> Task statement:
Search the material below for the word "places" and copy every line in which it occurs.

***** Available records *****

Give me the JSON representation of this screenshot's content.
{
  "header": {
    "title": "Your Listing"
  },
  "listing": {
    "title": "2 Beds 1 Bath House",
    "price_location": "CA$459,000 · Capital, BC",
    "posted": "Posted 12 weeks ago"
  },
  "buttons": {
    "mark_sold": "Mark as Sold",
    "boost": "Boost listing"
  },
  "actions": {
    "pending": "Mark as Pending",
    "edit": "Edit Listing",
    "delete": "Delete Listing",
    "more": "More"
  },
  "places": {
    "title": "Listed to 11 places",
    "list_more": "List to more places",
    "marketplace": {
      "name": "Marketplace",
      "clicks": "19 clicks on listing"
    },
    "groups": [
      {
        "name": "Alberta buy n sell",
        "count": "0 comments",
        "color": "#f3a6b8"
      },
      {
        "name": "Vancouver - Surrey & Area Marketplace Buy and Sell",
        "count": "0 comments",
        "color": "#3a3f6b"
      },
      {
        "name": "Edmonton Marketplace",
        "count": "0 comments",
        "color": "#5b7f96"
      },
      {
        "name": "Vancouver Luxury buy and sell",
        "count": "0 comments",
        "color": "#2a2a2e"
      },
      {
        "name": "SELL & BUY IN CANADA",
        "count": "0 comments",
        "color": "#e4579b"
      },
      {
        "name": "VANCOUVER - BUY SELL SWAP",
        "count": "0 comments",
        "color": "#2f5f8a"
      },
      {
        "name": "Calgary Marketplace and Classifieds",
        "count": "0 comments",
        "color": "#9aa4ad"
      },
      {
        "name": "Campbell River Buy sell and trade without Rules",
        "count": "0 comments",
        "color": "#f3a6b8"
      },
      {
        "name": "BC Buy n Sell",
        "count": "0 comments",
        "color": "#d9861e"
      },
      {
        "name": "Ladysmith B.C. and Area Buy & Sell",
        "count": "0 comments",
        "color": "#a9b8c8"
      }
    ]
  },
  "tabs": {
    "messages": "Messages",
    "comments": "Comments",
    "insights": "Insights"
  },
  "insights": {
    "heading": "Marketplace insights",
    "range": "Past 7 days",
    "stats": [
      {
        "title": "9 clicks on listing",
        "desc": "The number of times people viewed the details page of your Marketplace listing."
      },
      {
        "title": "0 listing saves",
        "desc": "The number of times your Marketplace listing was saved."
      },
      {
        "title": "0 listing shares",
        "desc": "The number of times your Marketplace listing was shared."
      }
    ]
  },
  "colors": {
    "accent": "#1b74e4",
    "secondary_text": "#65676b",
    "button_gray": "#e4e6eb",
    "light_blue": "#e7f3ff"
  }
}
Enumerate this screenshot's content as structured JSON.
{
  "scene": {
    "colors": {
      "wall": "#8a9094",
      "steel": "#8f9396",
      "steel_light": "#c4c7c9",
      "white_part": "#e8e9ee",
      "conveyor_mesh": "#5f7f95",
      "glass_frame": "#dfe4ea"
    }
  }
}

*****

> Written answer:
  "places": {
    "title": "Listed to 11 places",
    "list_more": "List to more places",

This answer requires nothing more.